**Do this**. Copy each line that holds "dalam".

- - -

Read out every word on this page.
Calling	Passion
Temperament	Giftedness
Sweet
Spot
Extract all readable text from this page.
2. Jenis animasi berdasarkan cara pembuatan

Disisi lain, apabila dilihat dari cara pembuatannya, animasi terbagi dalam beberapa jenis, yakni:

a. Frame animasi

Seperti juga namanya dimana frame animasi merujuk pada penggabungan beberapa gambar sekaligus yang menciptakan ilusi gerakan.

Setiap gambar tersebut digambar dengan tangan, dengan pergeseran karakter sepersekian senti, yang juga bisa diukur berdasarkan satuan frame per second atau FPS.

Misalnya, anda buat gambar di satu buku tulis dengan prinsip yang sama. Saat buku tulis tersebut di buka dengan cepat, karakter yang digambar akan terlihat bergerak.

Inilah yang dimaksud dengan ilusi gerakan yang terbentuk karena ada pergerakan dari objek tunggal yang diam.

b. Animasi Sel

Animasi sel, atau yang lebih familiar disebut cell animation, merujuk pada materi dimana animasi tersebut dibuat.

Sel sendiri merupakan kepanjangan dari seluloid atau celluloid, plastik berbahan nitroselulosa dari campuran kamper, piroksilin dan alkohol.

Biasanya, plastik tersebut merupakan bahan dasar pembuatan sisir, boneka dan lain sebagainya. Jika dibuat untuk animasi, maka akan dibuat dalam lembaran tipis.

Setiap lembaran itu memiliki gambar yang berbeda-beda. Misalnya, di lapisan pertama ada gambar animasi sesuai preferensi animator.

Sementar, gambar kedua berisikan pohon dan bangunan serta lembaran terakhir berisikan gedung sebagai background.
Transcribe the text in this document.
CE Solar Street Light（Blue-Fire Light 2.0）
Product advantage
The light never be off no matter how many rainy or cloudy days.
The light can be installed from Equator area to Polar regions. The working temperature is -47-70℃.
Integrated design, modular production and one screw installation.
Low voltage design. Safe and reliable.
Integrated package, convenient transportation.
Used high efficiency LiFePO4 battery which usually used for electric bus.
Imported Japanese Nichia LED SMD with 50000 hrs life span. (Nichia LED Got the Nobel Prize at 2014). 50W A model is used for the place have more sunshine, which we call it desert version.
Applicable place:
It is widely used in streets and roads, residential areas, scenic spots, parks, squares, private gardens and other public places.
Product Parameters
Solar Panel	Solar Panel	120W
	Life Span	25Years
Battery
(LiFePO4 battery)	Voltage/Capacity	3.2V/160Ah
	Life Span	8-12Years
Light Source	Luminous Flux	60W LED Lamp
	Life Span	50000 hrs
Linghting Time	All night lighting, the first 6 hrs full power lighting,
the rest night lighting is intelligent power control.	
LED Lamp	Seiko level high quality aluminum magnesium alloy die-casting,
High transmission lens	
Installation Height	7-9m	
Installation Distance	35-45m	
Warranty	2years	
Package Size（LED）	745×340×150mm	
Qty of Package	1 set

- - -

**Solution**.
Disisi lain, apabila dilihat dari cara pembuatannya, animasi terbagi dalam beberapa jenis, yakni:
Biasanya, plastik tersebut merupakan bahan dasar pembuatan sisir, boneka dan lain sebagainya. Jika dibuat untuk animasi, maka akan dibuat dalam lembaran tipis.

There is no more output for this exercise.